== WHAT YOU NEED TO DO ==
Your task is to reproduce the material exactly.

== DATA PROVIDED ==
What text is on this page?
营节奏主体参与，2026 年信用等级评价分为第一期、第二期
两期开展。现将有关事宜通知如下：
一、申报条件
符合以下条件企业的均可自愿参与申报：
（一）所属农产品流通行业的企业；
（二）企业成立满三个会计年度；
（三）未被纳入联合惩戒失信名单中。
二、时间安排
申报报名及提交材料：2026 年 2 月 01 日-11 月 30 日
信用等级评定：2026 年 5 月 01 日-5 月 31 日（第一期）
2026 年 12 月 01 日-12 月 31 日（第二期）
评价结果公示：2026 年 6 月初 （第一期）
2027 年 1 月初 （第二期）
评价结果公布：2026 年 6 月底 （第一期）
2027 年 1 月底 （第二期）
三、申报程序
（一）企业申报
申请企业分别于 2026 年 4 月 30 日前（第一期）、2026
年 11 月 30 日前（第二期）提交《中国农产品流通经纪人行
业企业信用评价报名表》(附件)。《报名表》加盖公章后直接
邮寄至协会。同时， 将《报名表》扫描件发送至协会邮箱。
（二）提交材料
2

== WRITTEN RESPONSE ==
What text is on this page?
营节奏主体参与，2026 年信用等级评价分为第一期、第二期
两期开展。现将有关事宜通知如下：
一、申报条件
符合以下条件企业的均可自愿参与申报：
（一）所属农产品流通行业的企业；
（二）企业成立满三个会计年度；
（三）未被纳入联合惩戒失信名单中。
二、时间安排
申报报名及提交材料：2026 年 2 月 01 日-11 月 30 日
信用等级评定：2026 年 5 月 01 日-5 月 31 日（第一期）
2026 年 12 月 01 日-12 月 31 日（第二期）
评价结果公示：2026 年 6 月初 （第一期）
2027 年 1 月初 （第二期）
评价结果公布：2026 年 6 月底 （第一期）
2027 年 1 月底 （第二期）
三、申报程序
（一）企业申报
申请企业分别于 2026 年 4 月 30 日前（第一期）、2026
年 11 月 30 日前（第二期）提交《中国农产品流通经纪人行
业企业信用评价报名表》(附件)。《报名表》加盖公章后直接
邮寄至协会。同时， 将《报名表》扫描件发送至协会邮箱。
（二）提交材料
2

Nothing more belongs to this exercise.